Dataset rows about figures
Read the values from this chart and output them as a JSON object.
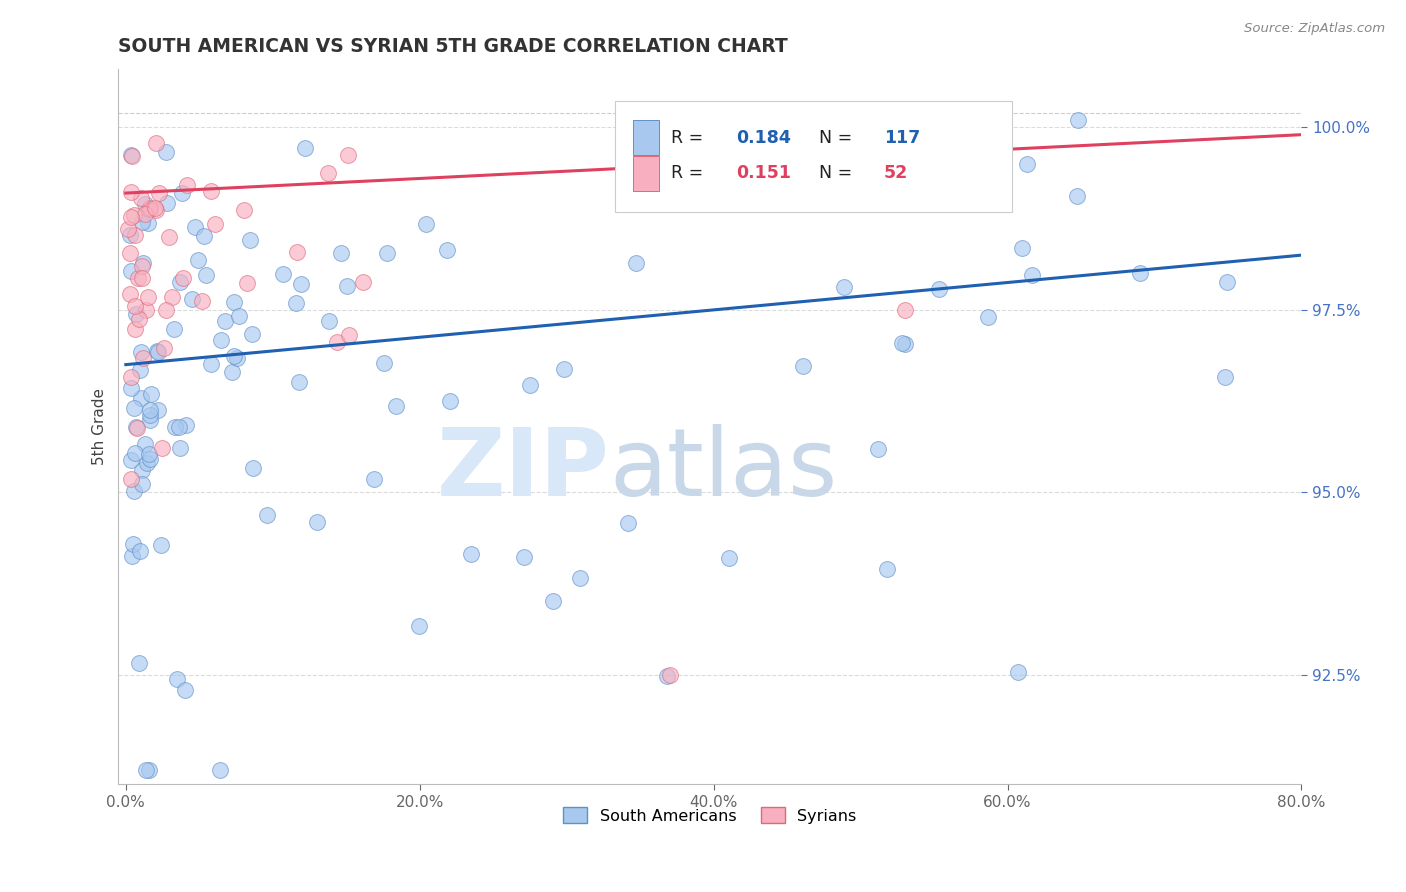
{
  "title": "SOUTH AMERICAN VS SYRIAN 5TH GRADE CORRELATION CHART",
  "source": "Source: ZipAtlas.com",
  "ylabel": "5th Grade",
  "xlim": [
    -0.5,
    80.0
  ],
  "ylim": [
    91.0,
    100.8
  ],
  "xticks": [
    0.0,
    20.0,
    40.0,
    60.0,
    80.0
  ],
  "xticklabels": [
    "0.0%",
    "20.0%",
    "40.0%",
    "60.0%",
    "80.0%"
  ],
  "yticks": [
    92.5,
    95.0,
    97.5,
    100.0
  ],
  "yticklabels": [
    "92.5%",
    "95.0%",
    "97.5%",
    "100.0%"
  ],
  "blue_color": "#a8c8f0",
  "blue_edge": "#6090c8",
  "pink_color": "#f8b0c0",
  "pink_edge": "#e06878",
  "blue_line_color": "#2060b0",
  "pink_line_color": "#e04060",
  "R_blue": 0.184,
  "N_blue": 117,
  "R_pink": 0.151,
  "N_pink": 52,
  "legend_blue": "South Americans",
  "legend_pink": "Syrians",
  "watermark_zip": "ZIP",
  "watermark_atlas": "atlas",
  "blue_line_x0": 0.0,
  "blue_line_y0": 96.75,
  "blue_line_x1": 80.0,
  "blue_line_y1": 98.25,
  "pink_line_x0": 0.0,
  "pink_line_y0": 99.1,
  "pink_line_x1": 80.0,
  "pink_line_y1": 99.9,
  "grid_color": "#cccccc",
  "dashed_line_y": 100.2,
  "dashed_line_color": "#aaaaaa"
}
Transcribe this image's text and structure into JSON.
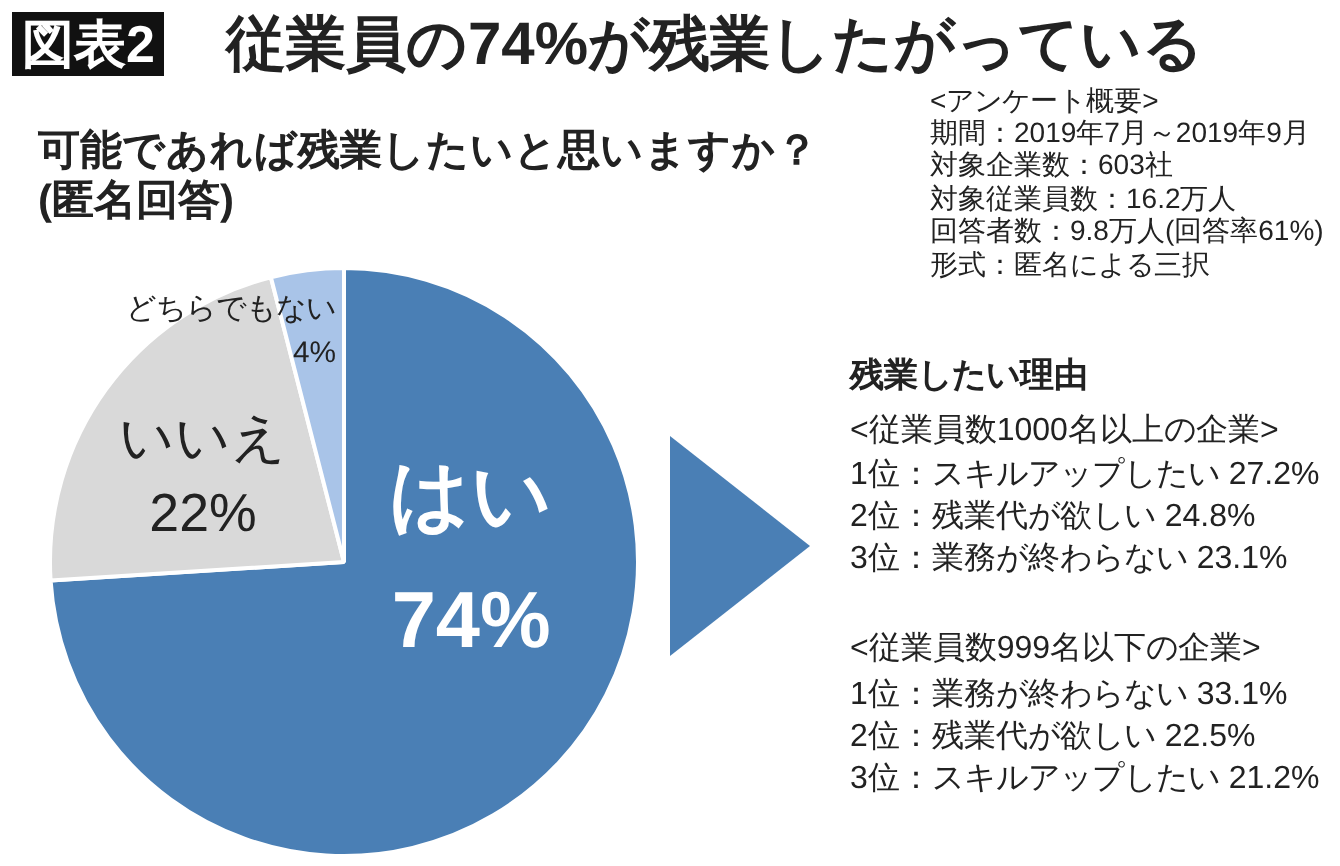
{
  "chart_data": {
    "type": "pie",
    "title": "従業員の74%が残業したがっている",
    "subtitle": "可能であれば残業したいと思いますか？\n(匿名回答)",
    "categories": [
      "はい",
      "いいえ",
      "どちらでもない"
    ],
    "values": [
      74,
      22,
      4
    ],
    "value_labels": [
      "74%",
      "22%",
      "4%"
    ],
    "colors": [
      "#4a7fb5",
      "#d9d9d9",
      "#a9c4e8"
    ],
    "annotations": [
      "図表2",
      "<アンケート概要>",
      "期間：2019年7月～2019年9月",
      "対象企業数：603社",
      "対象従業員数：16.2万人",
      "回答者数：9.8万人(回答率61%)",
      "形式：匿名による三択",
      "残業したい理由",
      "<従業員数1000名以上の企業>",
      "1位：スキルアップしたい 27.2%",
      "2位：残業代が欲しい 24.8%",
      "3位：業務が終わらない 23.1%",
      "<従業員数999名以下の企業>",
      "1位：業務が終わらない 33.1%",
      "2位：残業代が欲しい 22.5%",
      "3位：スキルアップしたい 21.2%"
    ]
  }
}
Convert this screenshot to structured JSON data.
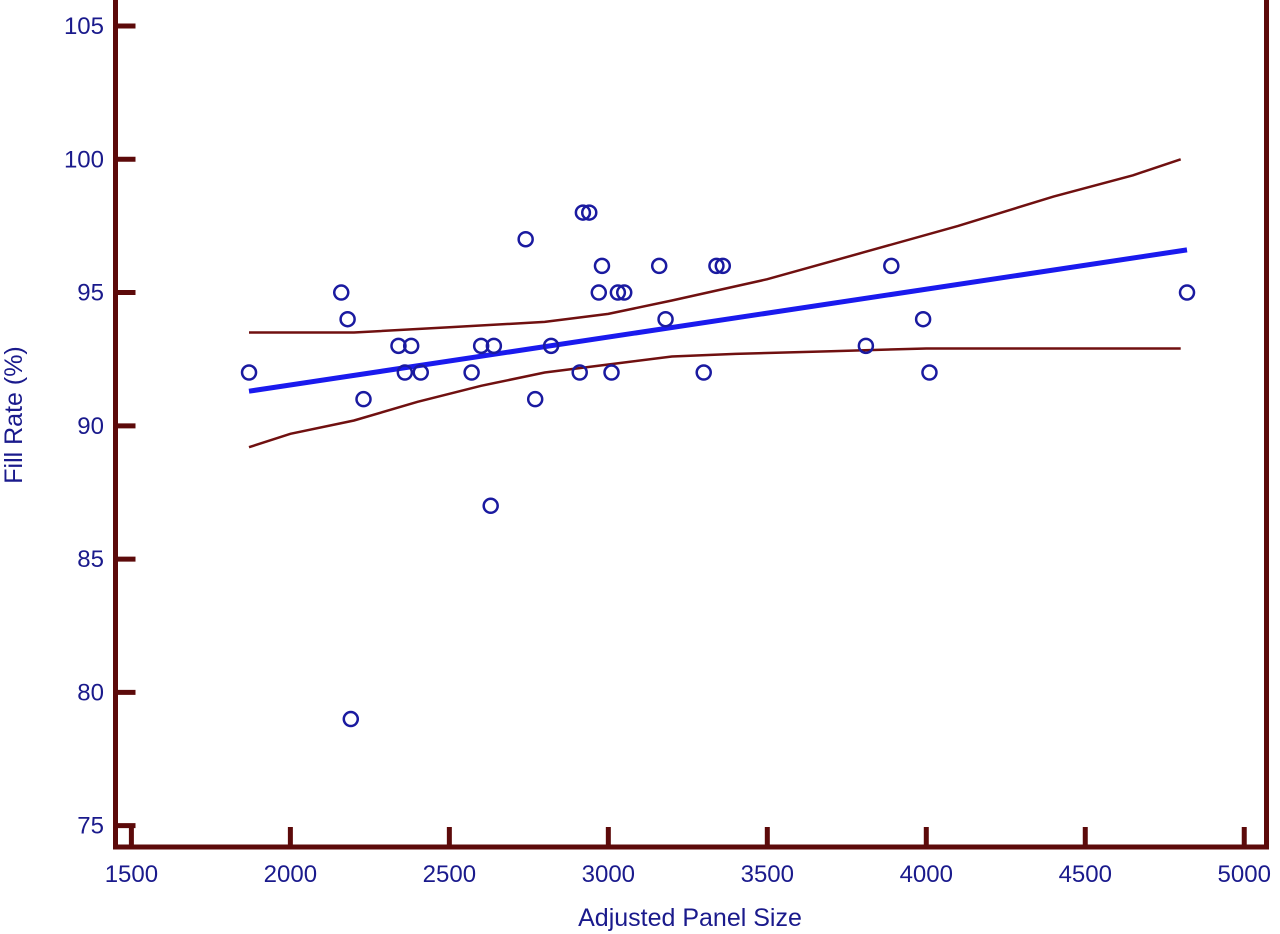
{
  "chart_data": {
    "type": "scatter",
    "title": "",
    "xlabel": "Adjusted Panel Size",
    "ylabel": "Fill Rate (%)",
    "xlim": [
      1450,
      5070
    ],
    "ylim": [
      74.2,
      106.2
    ],
    "xticks": [
      1500,
      2000,
      2500,
      3000,
      3500,
      4000,
      4500,
      5000
    ],
    "yticks": [
      75,
      80,
      85,
      90,
      95,
      100,
      105
    ],
    "grid": false,
    "legend": "none",
    "colors": {
      "frame": "#5c0a0a",
      "points": "#1a1aa0",
      "fit_line": "#1a1aee",
      "band_lines": "#701010",
      "text": "#1a1a8c"
    },
    "points": [
      {
        "x": 1870,
        "y": 92
      },
      {
        "x": 2160,
        "y": 95
      },
      {
        "x": 2180,
        "y": 94
      },
      {
        "x": 2190,
        "y": 79
      },
      {
        "x": 2230,
        "y": 91
      },
      {
        "x": 2340,
        "y": 93
      },
      {
        "x": 2360,
        "y": 92
      },
      {
        "x": 2380,
        "y": 93
      },
      {
        "x": 2410,
        "y": 92
      },
      {
        "x": 2570,
        "y": 92
      },
      {
        "x": 2600,
        "y": 93
      },
      {
        "x": 2630,
        "y": 87
      },
      {
        "x": 2640,
        "y": 93
      },
      {
        "x": 2740,
        "y": 97
      },
      {
        "x": 2770,
        "y": 91
      },
      {
        "x": 2820,
        "y": 93
      },
      {
        "x": 2910,
        "y": 92
      },
      {
        "x": 2920,
        "y": 98
      },
      {
        "x": 2940,
        "y": 98
      },
      {
        "x": 2970,
        "y": 95
      },
      {
        "x": 2980,
        "y": 96
      },
      {
        "x": 3010,
        "y": 92
      },
      {
        "x": 3030,
        "y": 95
      },
      {
        "x": 3050,
        "y": 95
      },
      {
        "x": 3160,
        "y": 96
      },
      {
        "x": 3180,
        "y": 94
      },
      {
        "x": 3300,
        "y": 92
      },
      {
        "x": 3340,
        "y": 96
      },
      {
        "x": 3360,
        "y": 96
      },
      {
        "x": 3810,
        "y": 93
      },
      {
        "x": 3890,
        "y": 96
      },
      {
        "x": 3990,
        "y": 94
      },
      {
        "x": 4010,
        "y": 92
      },
      {
        "x": 4820,
        "y": 95
      }
    ],
    "fit_line": {
      "x": [
        1870,
        4820
      ],
      "y": [
        91.3,
        96.6
      ]
    },
    "upper_band": {
      "x": [
        1870,
        2200,
        2500,
        2800,
        3000,
        3200,
        3500,
        3800,
        4100,
        4400,
        4650,
        4800
      ],
      "y": [
        93.5,
        93.5,
        93.7,
        93.9,
        94.2,
        94.7,
        95.5,
        96.5,
        97.5,
        98.6,
        99.4,
        100.0
      ]
    },
    "lower_band": {
      "x": [
        1870,
        2000,
        2200,
        2400,
        2600,
        2800,
        3000,
        3200,
        3400,
        3700,
        4000,
        4400,
        4800
      ],
      "y": [
        89.2,
        89.7,
        90.2,
        90.9,
        91.5,
        92.0,
        92.3,
        92.6,
        92.7,
        92.8,
        92.9,
        92.9,
        92.9
      ]
    }
  }
}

_What to work on_.
Give all the lines above again, character for character, without pictures.

_Output of the exercise_.
Read the values from this chart and output them as a JSON object.
{
  "title": "SOUTH AMERICAN VS SYRIAN 5TH GRADE CORRELATION CHART",
  "source": "Source: ZipAtlas.com",
  "ylabel": "5th Grade",
  "xlim": [
    -0.5,
    80.0
  ],
  "ylim": [
    91.0,
    100.8
  ],
  "xticks": [
    0.0,
    20.0,
    40.0,
    60.0,
    80.0
  ],
  "xticklabels": [
    "0.0%",
    "20.0%",
    "40.0%",
    "60.0%",
    "80.0%"
  ],
  "yticks": [
    92.5,
    95.0,
    97.5,
    100.0
  ],
  "yticklabels": [
    "92.5%",
    "95.0%",
    "97.5%",
    "100.0%"
  ],
  "blue_color": "#a8c8f0",
  "blue_edge": "#6090c8",
  "pink_color": "#f8b0c0",
  "pink_edge": "#e06878",
  "blue_line_color": "#2060b0",
  "pink_line_color": "#e04060",
  "R_blue": 0.184,
  "N_blue": 117,
  "R_pink": 0.151,
  "N_pink": 52,
  "legend_blue": "South Americans",
  "legend_pink": "Syrians",
  "watermark_zip": "ZIP",
  "watermark_atlas": "atlas",
  "blue_line_x0": 0.0,
  "blue_line_y0": 96.75,
  "blue_line_x1": 80.0,
  "blue_line_y1": 98.25,
  "pink_line_x0": 0.0,
  "pink_line_y0": 99.1,
  "pink_line_x1": 80.0,
  "pink_line_y1": 99.9,
  "grid_color": "#cccccc",
  "dashed_line_y": 100.2,
  "dashed_line_color": "#aaaaaa"
}
Transcribe this image's text and structure into JSON.
{
  "chart_data": {
    "type": "pie",
    "title": "従業員の74%が残業したがっている",
    "subtitle": "可能であれば残業したいと思いますか？\n(匿名回答)",
    "categories": [
      "はい",
      "いいえ",
      "どちらでもない"
    ],
    "values": [
      74,
      22,
      4
    ],
    "value_labels": [
      "74%",
      "22%",
      "4%"
    ],
    "colors": [
      "#4a7fb5",
      "#d9d9d9",
      "#a9c4e8"
    ],
    "annotations": [
      "図表2",
      "<アンケート概要>",
      "期間：2019年7月～2019年9月",
      "対象企業数：603社",
      "対象従業員数：16.2万人",
      "回答者数：9.8万人(回答率61%)",
      "形式：匿名による三択",
      "残業したい理由",
      "<従業員数1000名以上の企業>",
      "1位：スキルアップしたい 27.2%",
      "2位：残業代が欲しい 24.8%",
      "3位：業務が終わらない 23.1%",
      "<従業員数999名以下の企業>",
      "1位：業務が終わらない 33.1%",
      "2位：残業代が欲しい 22.5%",
      "3位：スキルアップしたい 21.2%"
    ]
  }
}
Convert this screenshot to structured JSON data.
{
  "chart_data": {
    "type": "scatter",
    "title": "",
    "xlabel": "Adjusted Panel Size",
    "ylabel": "Fill Rate (%)",
    "xlim": [
      1450,
      5070
    ],
    "ylim": [
      74.2,
      106.2
    ],
    "xticks": [
      1500,
      2000,
      2500,
      3000,
      3500,
      4000,
      4500,
      5000
    ],
    "yticks": [
      75,
      80,
      85,
      90,
      95,
      100,
      105
    ],
    "grid": false,
    "legend": "none",
    "colors": {
      "frame": "#5c0a0a",
      "points": "#1a1aa0",
      "fit_line": "#1a1aee",
      "band_lines": "#701010",
      "text": "#1a1a8c"
    },
    "points": [
      {
        "x": 1870,
        "y": 92
      },
      {
        "x": 2160,
        "y": 95
      },
      {
        "x": 2180,
        "y": 94
      },
      {
        "x": 2190,
        "y": 79
      },
      {
        "x": 2230,
        "y": 91
      },
      {
        "x": 2340,
        "y": 93
      },
      {
        "x": 2360,
        "y": 92
      },
      {
        "x": 2380,
        "y": 93
      },
      {
        "x": 2410,
        "y": 92
      },
      {
        "x": 2570,
        "y": 92
      },
      {
        "x": 2600,
        "y": 93
      },
      {
        "x": 2630,
        "y": 87
      },
      {
        "x": 2640,
        "y": 93
      },
      {
        "x": 2740,
        "y": 97
      },
      {
        "x": 2770,
        "y": 91
      },
      {
        "x": 2820,
        "y": 93
      },
      {
        "x": 2910,
        "y": 92
      },
      {
        "x": 2920,
        "y": 98
      },
      {
        "x": 2940,
        "y": 98
      },
      {
        "x": 2970,
        "y": 95
      },
      {
        "x": 2980,
        "y": 96
      },
      {
        "x": 3010,
        "y": 92
      },
      {
        "x": 3030,
        "y": 95
      },
      {
        "x": 3050,
        "y": 95
      },
      {
        "x": 3160,
        "y": 96
      },
      {
        "x": 3180,
        "y": 94
      },
      {
        "x": 3300,
        "y": 92
      },
      {
        "x": 3340,
        "y": 96
      },
      {
        "x": 3360,
        "y": 96
      },
      {
        "x": 3810,
        "y": 93
      },
      {
        "x": 3890,
        "y": 96
      },
      {
        "x": 3990,
        "y": 94
      },
      {
        "x": 4010,
        "y": 92
      },
      {
        "x": 4820,
        "y": 95
      }
    ],
    "fit_line": {
      "x": [
        1870,
        4820
      ],
      "y": [
        91.3,
        96.6
      ]
    },
    "upper_band": {
      "x": [
        1870,
        2200,
        2500,
        2800,
        3000,
        3200,
        3500,
        3800,
        4100,
        4400,
        4650,
        4800
      ],
      "y": [
        93.5,
        93.5,
        93.7,
        93.9,
        94.2,
        94.7,
        95.5,
        96.5,
        97.5,
        98.6,
        99.4,
        100.0
      ]
    },
    "lower_band": {
      "x": [
        1870,
        2000,
        2200,
        2400,
        2600,
        2800,
        3000,
        3200,
        3400,
        3700,
        4000,
        4400,
        4800
      ],
      "y": [
        89.2,
        89.7,
        90.2,
        90.9,
        91.5,
        92.0,
        92.3,
        92.6,
        92.7,
        92.8,
        92.9,
        92.9,
        92.9
      ]
    }
  }
}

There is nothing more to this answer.